Word for word, give the material below again, minus any images.

Data excerpts

= = =

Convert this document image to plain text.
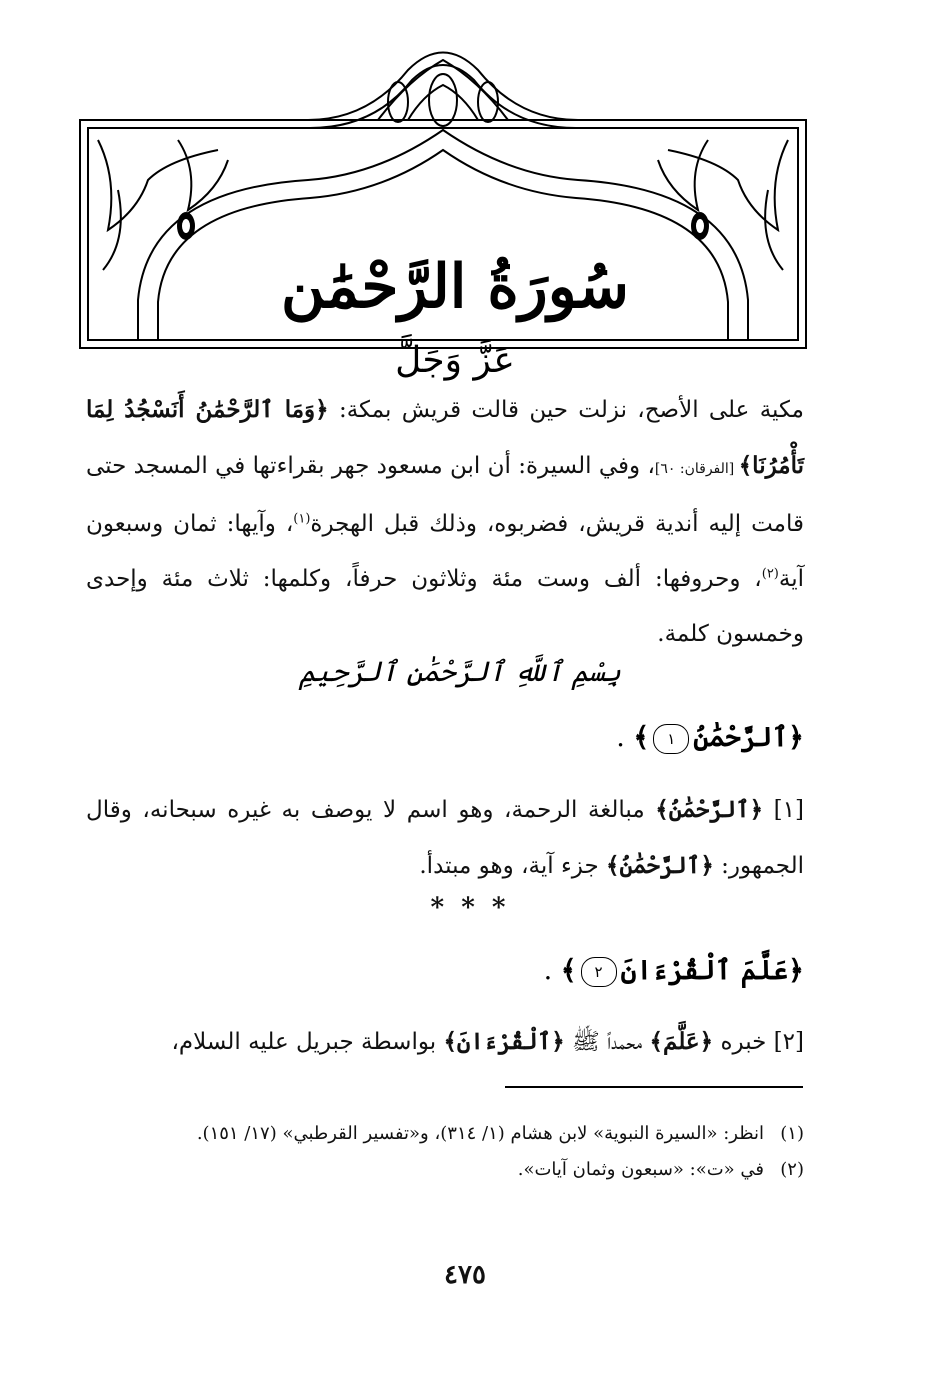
سُورَةُ الرَّحْمَٰن
عَزَّ وَجَلَّ
مكية على الأصح، نزلت حين قالت قريش بمكة: ﴿وَمَا ٱلرَّحْمَٰنُ أَنَسْجُدُ لِمَا تَأْمُرُنَا﴾ [الفرقان: ٦٠]، وفي السيرة: أن ابن مسعود جهر بقراءتها في المسجد حتى قامت إليه أندية قريش، فضربوه، وذلك قبل الهجرة$^{(١)}$، وآيها: ثمان وسبعون آية$^{(٢)}$، وحروفها: ألف وست مئة وثلاثون حرفاً، وكلمها: ثلاث مئة وإحدى وخمسون كلمة.
بِسْمِ ٱللَّهِ ٱلرَّحْمَٰنِ ٱلرَّحِيمِ
﴿ٱلرَّحْمَٰنُ١﴾ .
[١] ﴿ٱلرَّحْمَٰنُ﴾ مبالغة الرحمة، وهو اسم لا يوصف به غيره سبحانه، وقال الجمهور: ﴿ٱلرَّحْمَٰنُ﴾ جزء آية، وهو مبتدأ.
* * *
﴿عَلَّمَ ٱلْقُرْءَانَ٢﴾ .
[٢] خبره ﴿عَلَّمَ﴾ محمداً ﷺ ﴿ٱلْقُرْءَانَ﴾ بواسطة جبريل عليه السلام،
(١)انظر: «السيرة النبوية» لابن هشام (١/ ٣١٤)، و«تفسير القرطبي» (١٧/ ١٥١).
(٢)في «ت»: «سبعون وثمان آيات».
٤٧٥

= = =

FINAL RESULT –
Convert this document image to plain text.
سُورَةُ الرَّحْمَٰن
عَزَّ وَجَلَّ
مكية على الأصح، نزلت حين قالت قريش بمكة: ﴿وَمَا ٱلرَّحْمَٰنُ أَنَسْجُدُ لِمَا تَأْمُرُنَا﴾ [الفرقان: ٦٠]، وفي السيرة: أن ابن مسعود جهر بقراءتها في المسجد حتى قامت إليه أندية قريش، فضربوه، وذلك قبل الهجرة$^{(١)}$، وآيها: ثمان وسبعون آية$^{(٢)}$، وحروفها: ألف وست مئة وثلاثون حرفاً، وكلمها: ثلاث مئة وإحدى وخمسون كلمة.
بِسْمِ ٱللَّهِ ٱلرَّحْمَٰنِ ٱلرَّحِيمِ
﴿ٱلرَّحْمَٰنُ١﴾ .
[١] ﴿ٱلرَّحْمَٰنُ﴾ مبالغة الرحمة، وهو اسم لا يوصف به غيره سبحانه، وقال الجمهور: ﴿ٱلرَّحْمَٰنُ﴾ جزء آية، وهو مبتدأ.
* * *
﴿عَلَّمَ ٱلْقُرْءَانَ٢﴾ .
[٢] خبره ﴿عَلَّمَ﴾ محمداً ﷺ ﴿ٱلْقُرْءَانَ﴾ بواسطة جبريل عليه السلام،
(١)انظر: «السيرة النبوية» لابن هشام (١/ ٣١٤)، و«تفسير القرطبي» (١٧/ ١٥١).
(٢)في «ت»: «سبعون وثمان آيات».
٤٧٥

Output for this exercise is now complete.